● Your instructions
Each line in the entries below that holds the string "часть" is to be listed.

— start Input material —

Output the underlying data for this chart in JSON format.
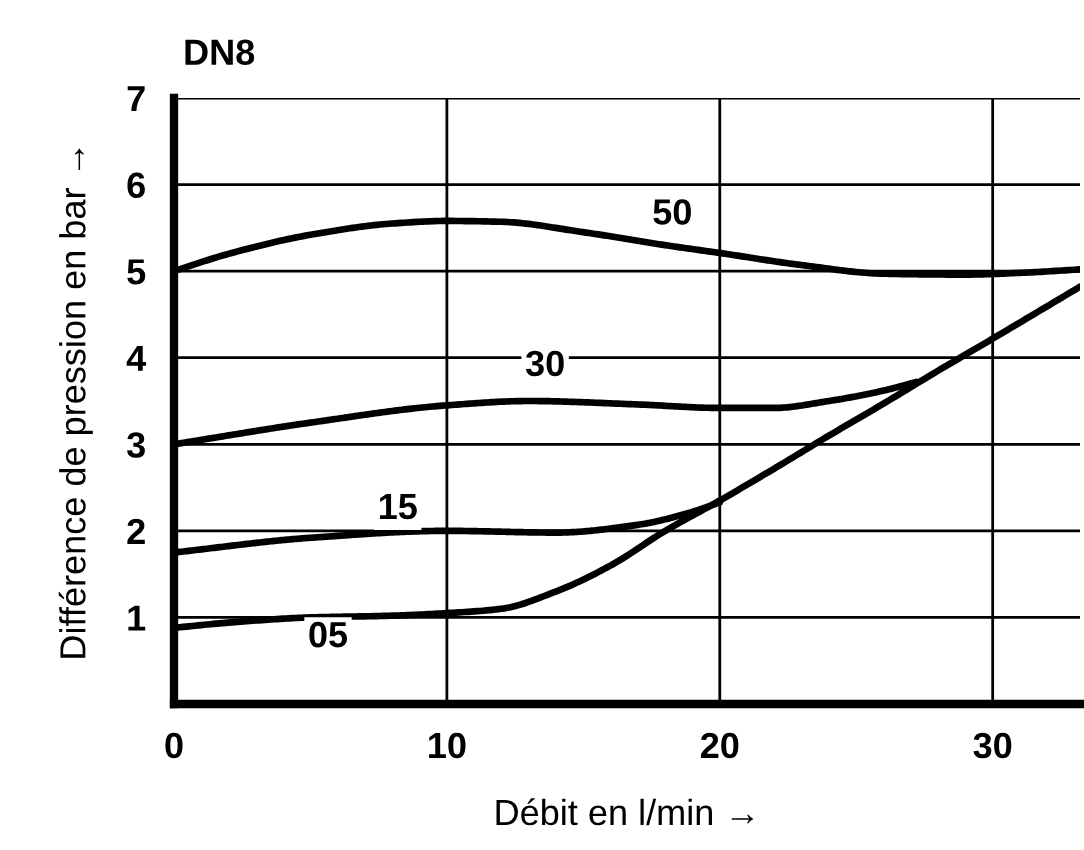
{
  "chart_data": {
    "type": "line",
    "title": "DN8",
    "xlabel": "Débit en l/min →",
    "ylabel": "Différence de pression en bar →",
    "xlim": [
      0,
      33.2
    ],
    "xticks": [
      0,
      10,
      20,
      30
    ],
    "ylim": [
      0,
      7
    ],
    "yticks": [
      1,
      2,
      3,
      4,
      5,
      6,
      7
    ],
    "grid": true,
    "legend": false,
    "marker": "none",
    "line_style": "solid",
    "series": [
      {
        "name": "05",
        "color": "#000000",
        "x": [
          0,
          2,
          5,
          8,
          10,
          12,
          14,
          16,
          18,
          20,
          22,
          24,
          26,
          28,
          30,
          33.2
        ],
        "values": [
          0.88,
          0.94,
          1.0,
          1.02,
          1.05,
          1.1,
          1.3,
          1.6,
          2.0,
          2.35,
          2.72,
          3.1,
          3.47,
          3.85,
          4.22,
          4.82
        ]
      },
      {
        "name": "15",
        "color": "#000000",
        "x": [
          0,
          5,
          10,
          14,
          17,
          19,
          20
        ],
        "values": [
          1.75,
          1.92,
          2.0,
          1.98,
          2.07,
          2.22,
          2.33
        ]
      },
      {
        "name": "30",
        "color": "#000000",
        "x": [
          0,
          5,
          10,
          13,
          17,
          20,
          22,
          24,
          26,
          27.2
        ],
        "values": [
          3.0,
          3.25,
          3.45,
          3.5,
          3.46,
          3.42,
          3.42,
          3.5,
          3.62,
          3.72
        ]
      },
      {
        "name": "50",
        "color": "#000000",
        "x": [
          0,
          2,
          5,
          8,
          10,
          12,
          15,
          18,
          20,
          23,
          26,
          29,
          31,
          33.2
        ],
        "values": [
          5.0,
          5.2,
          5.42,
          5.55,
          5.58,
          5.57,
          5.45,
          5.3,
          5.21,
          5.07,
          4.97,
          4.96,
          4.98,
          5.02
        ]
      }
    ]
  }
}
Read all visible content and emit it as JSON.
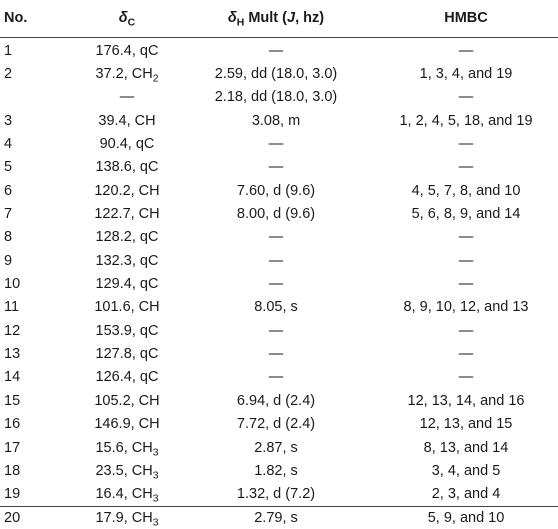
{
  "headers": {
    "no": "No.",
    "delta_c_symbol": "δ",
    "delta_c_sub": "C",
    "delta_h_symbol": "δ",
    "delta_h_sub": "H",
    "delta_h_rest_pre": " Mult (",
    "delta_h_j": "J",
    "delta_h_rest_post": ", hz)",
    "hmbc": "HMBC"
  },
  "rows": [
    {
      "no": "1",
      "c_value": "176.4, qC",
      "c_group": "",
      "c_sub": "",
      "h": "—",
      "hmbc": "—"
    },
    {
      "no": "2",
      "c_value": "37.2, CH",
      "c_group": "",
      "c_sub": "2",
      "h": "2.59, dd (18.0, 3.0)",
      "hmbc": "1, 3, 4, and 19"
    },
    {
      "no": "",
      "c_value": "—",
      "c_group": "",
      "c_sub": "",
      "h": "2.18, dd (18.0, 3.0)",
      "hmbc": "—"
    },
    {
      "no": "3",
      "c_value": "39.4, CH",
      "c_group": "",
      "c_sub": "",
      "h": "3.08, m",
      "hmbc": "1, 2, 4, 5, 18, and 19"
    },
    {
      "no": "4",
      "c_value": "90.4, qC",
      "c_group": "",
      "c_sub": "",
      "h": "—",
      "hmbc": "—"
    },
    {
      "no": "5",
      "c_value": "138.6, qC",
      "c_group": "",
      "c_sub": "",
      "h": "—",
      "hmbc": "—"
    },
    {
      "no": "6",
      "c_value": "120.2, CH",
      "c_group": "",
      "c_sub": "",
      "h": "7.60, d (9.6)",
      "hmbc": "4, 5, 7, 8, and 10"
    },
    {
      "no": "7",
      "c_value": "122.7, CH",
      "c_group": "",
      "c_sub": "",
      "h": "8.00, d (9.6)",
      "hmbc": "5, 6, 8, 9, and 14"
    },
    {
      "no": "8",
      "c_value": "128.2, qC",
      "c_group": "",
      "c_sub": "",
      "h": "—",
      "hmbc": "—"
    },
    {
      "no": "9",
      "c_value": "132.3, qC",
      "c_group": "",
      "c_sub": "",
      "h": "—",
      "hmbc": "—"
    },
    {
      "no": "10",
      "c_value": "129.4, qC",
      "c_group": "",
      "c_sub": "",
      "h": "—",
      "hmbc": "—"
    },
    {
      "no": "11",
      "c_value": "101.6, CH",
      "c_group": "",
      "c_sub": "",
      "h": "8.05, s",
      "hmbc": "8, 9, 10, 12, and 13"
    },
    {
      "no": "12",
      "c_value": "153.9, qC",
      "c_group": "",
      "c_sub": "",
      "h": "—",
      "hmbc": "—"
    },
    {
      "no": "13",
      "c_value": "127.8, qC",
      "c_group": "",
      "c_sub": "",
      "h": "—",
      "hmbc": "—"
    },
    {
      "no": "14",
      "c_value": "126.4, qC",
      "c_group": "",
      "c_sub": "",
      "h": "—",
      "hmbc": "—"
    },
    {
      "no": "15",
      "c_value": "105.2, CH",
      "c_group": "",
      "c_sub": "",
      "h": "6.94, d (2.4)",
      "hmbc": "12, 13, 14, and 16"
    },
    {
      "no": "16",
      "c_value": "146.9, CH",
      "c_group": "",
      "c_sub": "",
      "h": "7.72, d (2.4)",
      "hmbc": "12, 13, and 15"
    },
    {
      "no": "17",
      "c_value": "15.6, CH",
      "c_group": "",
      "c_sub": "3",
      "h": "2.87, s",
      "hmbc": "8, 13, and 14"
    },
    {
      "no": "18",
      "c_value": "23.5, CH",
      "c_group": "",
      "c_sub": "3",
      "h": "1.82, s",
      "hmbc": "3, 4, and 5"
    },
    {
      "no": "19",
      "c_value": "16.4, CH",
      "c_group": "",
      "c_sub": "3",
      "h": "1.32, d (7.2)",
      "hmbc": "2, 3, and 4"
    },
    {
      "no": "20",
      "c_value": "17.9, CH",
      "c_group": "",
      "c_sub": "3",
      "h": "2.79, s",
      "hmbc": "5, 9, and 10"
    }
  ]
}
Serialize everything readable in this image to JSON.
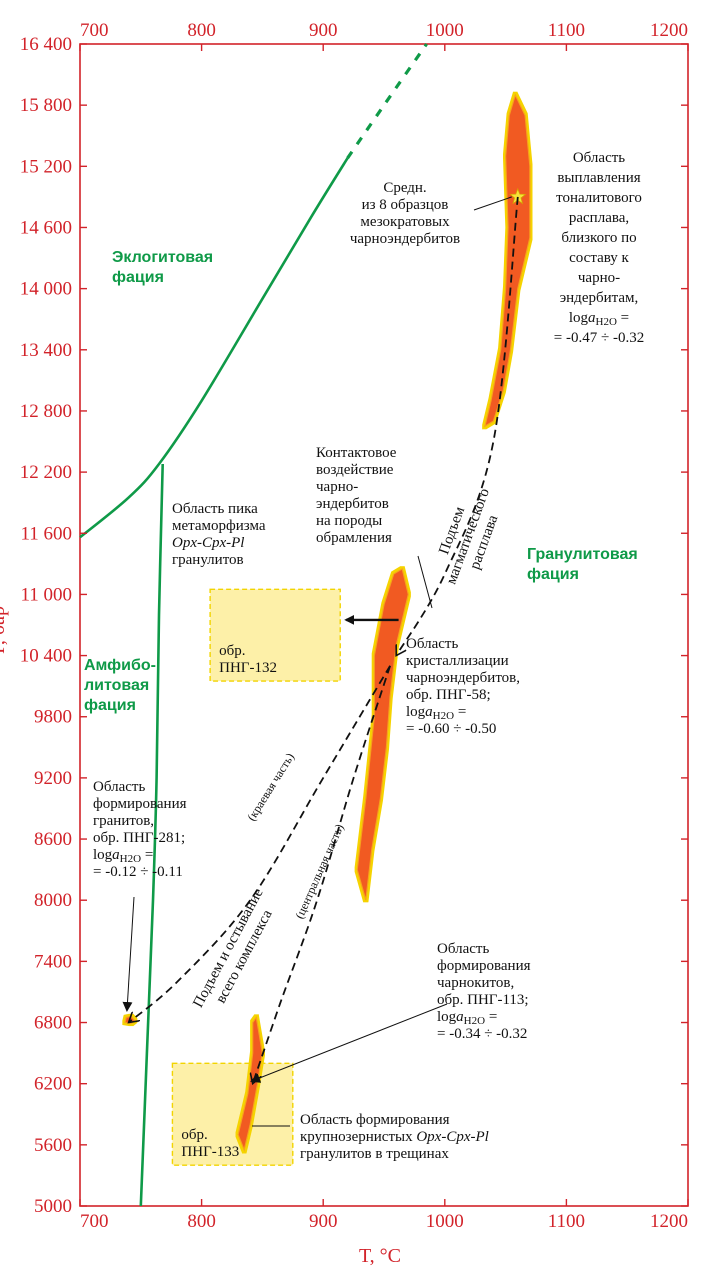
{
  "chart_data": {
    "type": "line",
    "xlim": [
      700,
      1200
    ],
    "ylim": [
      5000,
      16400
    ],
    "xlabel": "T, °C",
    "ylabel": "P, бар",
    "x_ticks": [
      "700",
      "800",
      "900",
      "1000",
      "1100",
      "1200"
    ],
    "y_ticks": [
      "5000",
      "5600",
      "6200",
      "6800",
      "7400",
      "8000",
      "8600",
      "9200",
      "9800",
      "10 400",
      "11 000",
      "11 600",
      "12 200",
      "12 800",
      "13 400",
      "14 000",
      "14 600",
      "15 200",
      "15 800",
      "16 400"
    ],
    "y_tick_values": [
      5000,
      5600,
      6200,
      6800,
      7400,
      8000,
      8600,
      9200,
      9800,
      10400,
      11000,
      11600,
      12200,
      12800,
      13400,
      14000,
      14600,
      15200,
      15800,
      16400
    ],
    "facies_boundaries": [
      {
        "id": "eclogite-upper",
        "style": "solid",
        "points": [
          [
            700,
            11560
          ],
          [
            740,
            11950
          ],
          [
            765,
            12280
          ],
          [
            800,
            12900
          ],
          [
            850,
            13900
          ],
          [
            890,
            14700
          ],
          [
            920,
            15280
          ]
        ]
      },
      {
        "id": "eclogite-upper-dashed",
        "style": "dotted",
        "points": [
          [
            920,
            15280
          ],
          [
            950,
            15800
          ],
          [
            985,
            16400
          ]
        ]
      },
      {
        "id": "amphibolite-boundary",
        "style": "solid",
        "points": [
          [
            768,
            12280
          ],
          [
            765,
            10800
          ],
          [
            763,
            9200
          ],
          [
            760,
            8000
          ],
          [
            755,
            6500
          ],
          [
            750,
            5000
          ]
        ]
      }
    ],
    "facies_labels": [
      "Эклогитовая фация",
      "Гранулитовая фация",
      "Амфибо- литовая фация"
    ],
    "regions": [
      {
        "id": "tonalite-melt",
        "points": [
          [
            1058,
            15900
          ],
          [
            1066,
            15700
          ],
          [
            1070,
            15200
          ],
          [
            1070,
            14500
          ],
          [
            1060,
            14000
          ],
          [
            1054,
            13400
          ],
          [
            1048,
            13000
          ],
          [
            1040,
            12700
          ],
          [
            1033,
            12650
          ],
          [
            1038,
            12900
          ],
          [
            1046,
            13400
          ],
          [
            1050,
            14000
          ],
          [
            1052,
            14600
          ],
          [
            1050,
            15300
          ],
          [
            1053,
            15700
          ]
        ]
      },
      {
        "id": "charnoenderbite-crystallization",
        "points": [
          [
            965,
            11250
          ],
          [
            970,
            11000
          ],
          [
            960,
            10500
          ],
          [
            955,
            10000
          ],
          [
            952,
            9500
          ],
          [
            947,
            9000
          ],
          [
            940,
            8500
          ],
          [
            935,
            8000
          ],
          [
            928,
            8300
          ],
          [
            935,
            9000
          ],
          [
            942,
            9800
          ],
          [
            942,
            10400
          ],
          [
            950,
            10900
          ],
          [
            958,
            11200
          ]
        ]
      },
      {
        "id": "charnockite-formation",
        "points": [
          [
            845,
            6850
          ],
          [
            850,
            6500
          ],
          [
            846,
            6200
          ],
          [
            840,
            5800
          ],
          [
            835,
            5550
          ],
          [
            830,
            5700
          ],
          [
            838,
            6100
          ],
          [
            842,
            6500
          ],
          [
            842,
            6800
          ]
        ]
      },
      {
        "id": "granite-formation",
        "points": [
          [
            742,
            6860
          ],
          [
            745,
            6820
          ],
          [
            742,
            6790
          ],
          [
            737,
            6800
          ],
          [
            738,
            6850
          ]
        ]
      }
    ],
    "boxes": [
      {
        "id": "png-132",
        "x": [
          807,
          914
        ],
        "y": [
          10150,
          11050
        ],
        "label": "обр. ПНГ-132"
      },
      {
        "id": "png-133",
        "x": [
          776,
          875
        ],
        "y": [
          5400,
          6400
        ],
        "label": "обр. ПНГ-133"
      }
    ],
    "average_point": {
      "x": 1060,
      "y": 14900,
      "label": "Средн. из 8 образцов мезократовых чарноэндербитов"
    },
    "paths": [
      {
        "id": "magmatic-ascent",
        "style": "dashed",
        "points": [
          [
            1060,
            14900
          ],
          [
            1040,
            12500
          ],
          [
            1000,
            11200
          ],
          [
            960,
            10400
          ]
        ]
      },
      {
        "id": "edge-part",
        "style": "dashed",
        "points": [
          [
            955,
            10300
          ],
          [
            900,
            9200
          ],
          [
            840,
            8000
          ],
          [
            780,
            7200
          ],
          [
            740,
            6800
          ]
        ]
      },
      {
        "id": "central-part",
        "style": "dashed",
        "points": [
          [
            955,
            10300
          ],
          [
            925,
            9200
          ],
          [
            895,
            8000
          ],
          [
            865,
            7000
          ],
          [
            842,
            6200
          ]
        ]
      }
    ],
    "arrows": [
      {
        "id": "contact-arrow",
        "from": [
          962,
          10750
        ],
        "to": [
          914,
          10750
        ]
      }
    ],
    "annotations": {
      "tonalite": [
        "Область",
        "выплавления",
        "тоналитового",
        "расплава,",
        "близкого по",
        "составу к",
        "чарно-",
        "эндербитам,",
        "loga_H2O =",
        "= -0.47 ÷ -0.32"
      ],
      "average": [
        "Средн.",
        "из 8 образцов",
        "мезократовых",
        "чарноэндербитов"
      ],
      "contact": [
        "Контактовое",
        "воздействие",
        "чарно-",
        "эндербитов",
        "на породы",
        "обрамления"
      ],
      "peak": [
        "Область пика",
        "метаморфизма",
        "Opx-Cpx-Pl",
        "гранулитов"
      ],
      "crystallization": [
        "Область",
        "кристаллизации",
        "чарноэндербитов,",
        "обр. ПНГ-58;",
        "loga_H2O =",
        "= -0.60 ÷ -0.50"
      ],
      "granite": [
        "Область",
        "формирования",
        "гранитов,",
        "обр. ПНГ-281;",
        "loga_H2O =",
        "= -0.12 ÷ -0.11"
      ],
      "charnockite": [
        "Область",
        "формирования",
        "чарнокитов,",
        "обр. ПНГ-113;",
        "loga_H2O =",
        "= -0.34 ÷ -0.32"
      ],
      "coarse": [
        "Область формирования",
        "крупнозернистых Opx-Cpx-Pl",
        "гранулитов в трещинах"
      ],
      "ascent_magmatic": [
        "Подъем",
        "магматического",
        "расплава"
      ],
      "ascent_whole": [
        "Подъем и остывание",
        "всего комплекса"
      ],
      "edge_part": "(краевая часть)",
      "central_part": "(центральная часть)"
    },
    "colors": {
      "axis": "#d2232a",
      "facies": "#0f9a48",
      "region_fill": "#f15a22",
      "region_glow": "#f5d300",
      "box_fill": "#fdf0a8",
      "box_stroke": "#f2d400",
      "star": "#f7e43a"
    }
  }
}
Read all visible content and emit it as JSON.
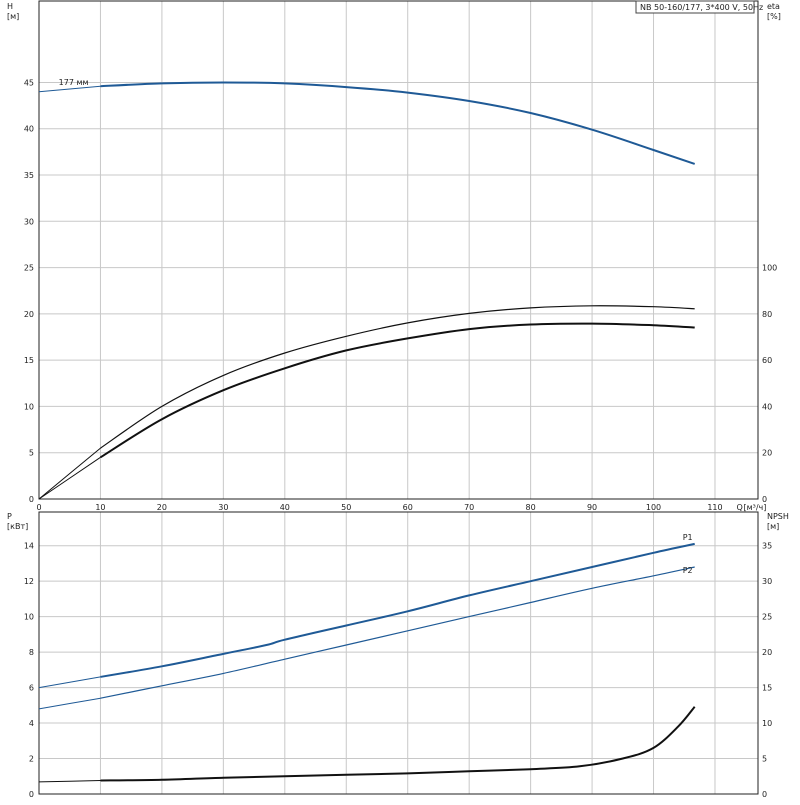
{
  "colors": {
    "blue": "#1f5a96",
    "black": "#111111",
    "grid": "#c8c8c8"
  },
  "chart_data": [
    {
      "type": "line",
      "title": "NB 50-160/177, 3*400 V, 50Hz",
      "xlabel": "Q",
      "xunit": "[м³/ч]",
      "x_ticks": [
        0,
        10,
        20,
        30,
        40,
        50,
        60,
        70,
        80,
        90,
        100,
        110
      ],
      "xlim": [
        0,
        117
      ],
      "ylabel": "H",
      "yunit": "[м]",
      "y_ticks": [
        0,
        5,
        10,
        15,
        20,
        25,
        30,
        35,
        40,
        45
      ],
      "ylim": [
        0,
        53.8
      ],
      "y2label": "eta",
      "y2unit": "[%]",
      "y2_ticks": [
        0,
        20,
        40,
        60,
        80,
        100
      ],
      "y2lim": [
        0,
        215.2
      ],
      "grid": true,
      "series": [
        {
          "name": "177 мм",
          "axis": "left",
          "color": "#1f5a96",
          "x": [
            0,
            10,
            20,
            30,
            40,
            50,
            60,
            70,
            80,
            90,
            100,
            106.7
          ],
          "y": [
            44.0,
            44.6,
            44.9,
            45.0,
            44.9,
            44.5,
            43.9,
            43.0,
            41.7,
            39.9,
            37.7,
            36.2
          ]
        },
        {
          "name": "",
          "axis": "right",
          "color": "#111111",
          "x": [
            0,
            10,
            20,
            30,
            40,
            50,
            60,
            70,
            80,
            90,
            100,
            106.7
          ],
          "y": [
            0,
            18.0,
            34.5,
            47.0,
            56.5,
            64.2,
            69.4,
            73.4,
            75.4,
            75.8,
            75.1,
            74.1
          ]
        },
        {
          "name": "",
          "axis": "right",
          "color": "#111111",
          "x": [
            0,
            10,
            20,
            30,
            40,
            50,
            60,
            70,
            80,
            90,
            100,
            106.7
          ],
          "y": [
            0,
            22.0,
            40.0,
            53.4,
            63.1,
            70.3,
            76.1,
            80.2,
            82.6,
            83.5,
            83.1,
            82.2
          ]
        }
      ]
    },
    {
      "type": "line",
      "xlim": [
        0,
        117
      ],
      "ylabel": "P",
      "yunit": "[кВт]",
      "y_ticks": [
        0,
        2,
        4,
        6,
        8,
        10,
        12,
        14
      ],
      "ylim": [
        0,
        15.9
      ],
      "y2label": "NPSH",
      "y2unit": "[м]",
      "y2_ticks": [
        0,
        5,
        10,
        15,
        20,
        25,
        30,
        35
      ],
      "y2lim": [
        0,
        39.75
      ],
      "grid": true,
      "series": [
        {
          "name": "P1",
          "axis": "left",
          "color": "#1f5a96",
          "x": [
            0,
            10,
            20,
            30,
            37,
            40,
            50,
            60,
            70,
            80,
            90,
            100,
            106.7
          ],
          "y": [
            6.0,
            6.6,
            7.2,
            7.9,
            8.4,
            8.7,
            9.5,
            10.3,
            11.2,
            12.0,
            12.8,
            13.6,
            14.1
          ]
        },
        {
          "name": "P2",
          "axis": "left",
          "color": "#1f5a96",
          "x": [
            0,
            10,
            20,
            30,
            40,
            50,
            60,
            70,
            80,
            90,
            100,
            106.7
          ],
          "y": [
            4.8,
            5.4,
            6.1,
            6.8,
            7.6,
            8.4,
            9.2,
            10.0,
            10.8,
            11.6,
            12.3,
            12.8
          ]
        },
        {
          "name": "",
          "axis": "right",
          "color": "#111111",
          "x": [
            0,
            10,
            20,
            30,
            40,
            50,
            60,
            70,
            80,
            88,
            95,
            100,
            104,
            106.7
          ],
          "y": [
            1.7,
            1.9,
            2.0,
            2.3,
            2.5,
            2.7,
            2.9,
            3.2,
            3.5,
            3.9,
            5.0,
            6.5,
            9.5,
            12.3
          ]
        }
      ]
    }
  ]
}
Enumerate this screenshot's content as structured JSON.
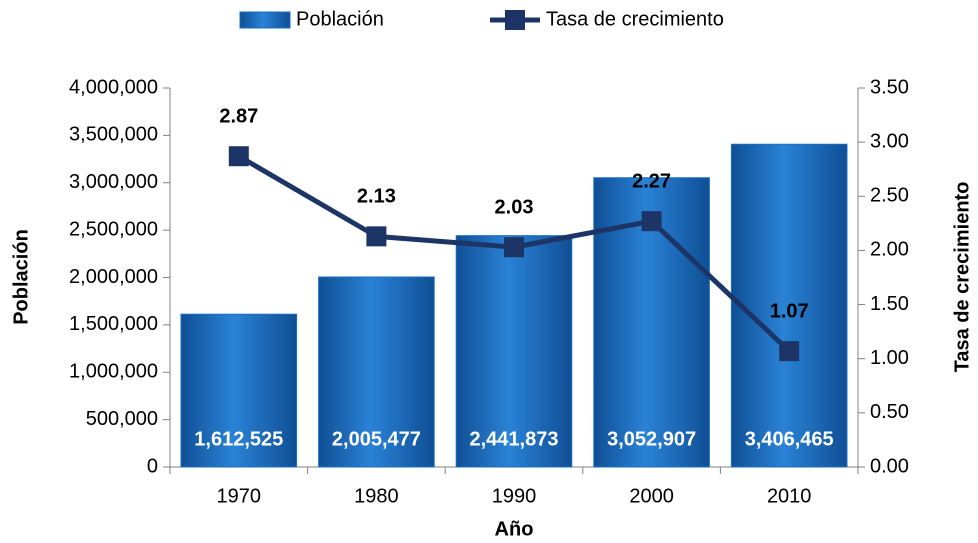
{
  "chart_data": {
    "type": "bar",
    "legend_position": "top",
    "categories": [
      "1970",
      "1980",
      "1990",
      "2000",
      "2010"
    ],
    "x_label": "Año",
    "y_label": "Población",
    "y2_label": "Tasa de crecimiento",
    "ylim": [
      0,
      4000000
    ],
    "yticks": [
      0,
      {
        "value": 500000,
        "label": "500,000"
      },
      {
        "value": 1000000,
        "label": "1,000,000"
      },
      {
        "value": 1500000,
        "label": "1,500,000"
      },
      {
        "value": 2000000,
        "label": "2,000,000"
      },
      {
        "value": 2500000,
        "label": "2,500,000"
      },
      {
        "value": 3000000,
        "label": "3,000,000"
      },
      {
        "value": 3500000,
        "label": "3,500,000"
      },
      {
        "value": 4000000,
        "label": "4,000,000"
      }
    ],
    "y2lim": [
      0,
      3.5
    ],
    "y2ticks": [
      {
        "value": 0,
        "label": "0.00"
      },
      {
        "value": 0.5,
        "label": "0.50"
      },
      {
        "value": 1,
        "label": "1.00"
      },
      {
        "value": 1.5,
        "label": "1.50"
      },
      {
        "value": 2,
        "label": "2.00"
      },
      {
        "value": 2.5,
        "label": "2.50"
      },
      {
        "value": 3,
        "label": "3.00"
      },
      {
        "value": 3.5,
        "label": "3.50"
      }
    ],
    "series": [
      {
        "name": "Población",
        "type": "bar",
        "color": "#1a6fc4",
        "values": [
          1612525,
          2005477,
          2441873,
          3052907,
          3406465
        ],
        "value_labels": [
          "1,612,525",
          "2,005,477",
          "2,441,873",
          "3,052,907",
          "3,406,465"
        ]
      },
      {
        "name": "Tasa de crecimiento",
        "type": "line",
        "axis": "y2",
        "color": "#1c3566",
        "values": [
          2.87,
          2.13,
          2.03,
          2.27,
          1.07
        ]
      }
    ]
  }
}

— end Input material —

● Written solution
      "edge_part": "(краевая часть)",
      "central_part": "(центральная часть)"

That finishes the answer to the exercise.